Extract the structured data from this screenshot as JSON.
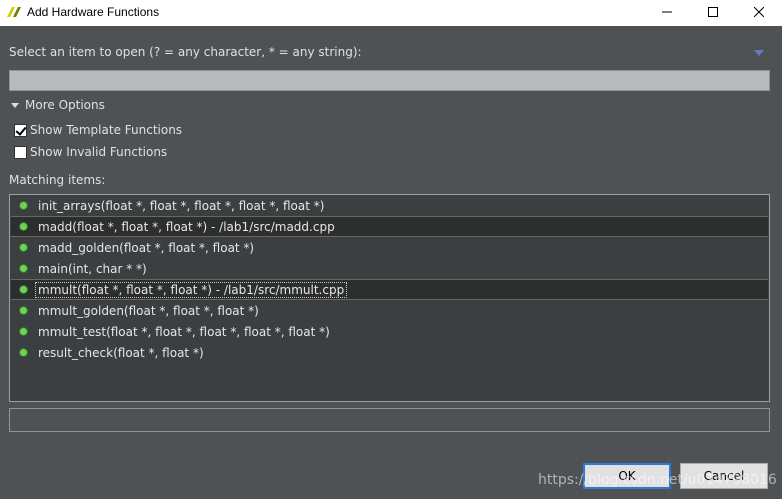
{
  "window": {
    "title": "Add Hardware Functions",
    "icons": [
      "app-logo-icon",
      "minimize-icon",
      "maximize-icon",
      "close-icon"
    ]
  },
  "prompt": {
    "label": "Select an item to open (? = any character, * = any string):",
    "filter_value": ""
  },
  "options": {
    "toggle_label": "More Options",
    "show_template_label": "Show Template Functions",
    "show_template_checked": true,
    "show_invalid_label": "Show Invalid Functions",
    "show_invalid_checked": false
  },
  "matching": {
    "label": "Matching items:",
    "items": [
      "init_arrays(float *, float *, float *, float *, float *)",
      "madd(float *, float *, float *) - /lab1/src/madd.cpp",
      "madd_golden(float *, float *, float *)",
      "main(int, char * *)",
      "mmult(float *, float *, float *) - /lab1/src/mmult.cpp",
      "mmult_golden(float *, float *, float *)",
      "mmult_test(float *, float *, float *, float *, float *)",
      "result_check(float *, float *)"
    ]
  },
  "buttons": {
    "ok": "OK",
    "cancel": "Cancel"
  },
  "watermark": "https://blog.csdn.net/u014798016",
  "colors": {
    "dialog_bg": "#4e5254",
    "list_bg": "#3c3f41",
    "status_dot": "#6fd15a",
    "focus_border": "#2d7ad6"
  }
}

:: PROBLEM ::
Without the pictures, restate all the entries above exactly.

:: RESULT FOR THIS TASK ::
Extract the structured data from this screenshot as JSON.
{
  "window": {
    "title": "Add Hardware Functions",
    "icons": [
      "app-logo-icon",
      "minimize-icon",
      "maximize-icon",
      "close-icon"
    ]
  },
  "prompt": {
    "label": "Select an item to open (? = any character, * = any string):",
    "filter_value": ""
  },
  "options": {
    "toggle_label": "More Options",
    "show_template_label": "Show Template Functions",
    "show_template_checked": true,
    "show_invalid_label": "Show Invalid Functions",
    "show_invalid_checked": false
  },
  "matching": {
    "label": "Matching items:",
    "items": [
      "init_arrays(float *, float *, float *, float *, float *)",
      "madd(float *, float *, float *) - /lab1/src/madd.cpp",
      "madd_golden(float *, float *, float *)",
      "main(int, char * *)",
      "mmult(float *, float *, float *) - /lab1/src/mmult.cpp",
      "mmult_golden(float *, float *, float *)",
      "mmult_test(float *, float *, float *, float *, float *)",
      "result_check(float *, float *)"
    ]
  },
  "buttons": {
    "ok": "OK",
    "cancel": "Cancel"
  },
  "watermark": "https://blog.csdn.net/u014798016",
  "colors": {
    "dialog_bg": "#4e5254",
    "list_bg": "#3c3f41",
    "status_dot": "#6fd15a",
    "focus_border": "#2d7ad6"
  }
}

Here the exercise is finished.